# [Your objective]
Work out how many lines of the records hold the string "mold", and reply with that number alone.

— Start Material to process —

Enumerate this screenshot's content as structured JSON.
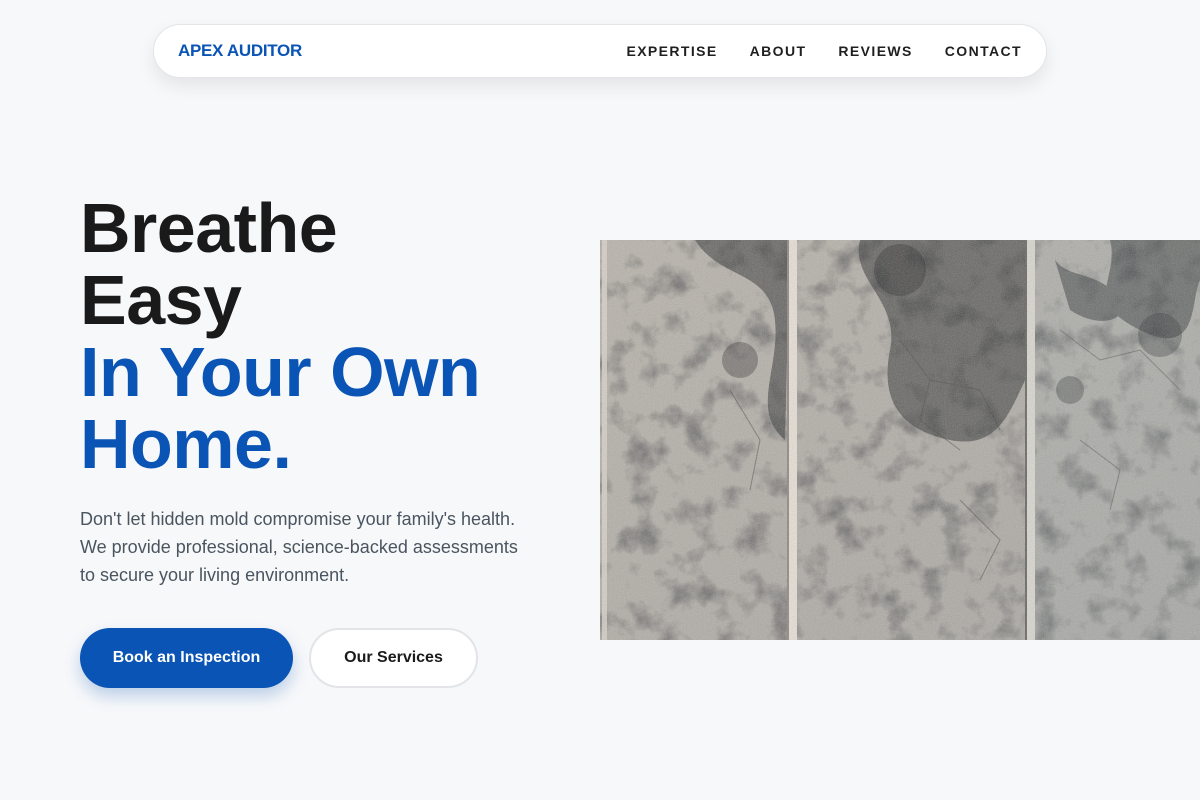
{
  "nav": {
    "brand": "APEX AUDITOR",
    "links": [
      "EXPERTISE",
      "ABOUT",
      "REVIEWS",
      "CONTACT"
    ]
  },
  "hero": {
    "title_line1": "Breathe",
    "title_line2": "Easy",
    "title_line3": "In Your Own",
    "title_line4": "Home.",
    "description": "Don't let hidden mold compromise your family's health. We provide professional, science-backed assessments to secure your living environment.",
    "primary_button": "Book an Inspection",
    "secondary_button": "Our Services"
  },
  "image": {
    "subject": "mold-stained concrete wall panels"
  },
  "colors": {
    "brand_blue": "#0a54b5",
    "background": "#f7f8fa",
    "heading_dark": "#1a1a1a",
    "body_text": "#4a5560"
  }
}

— End Material to process —

# [Result of the task]
2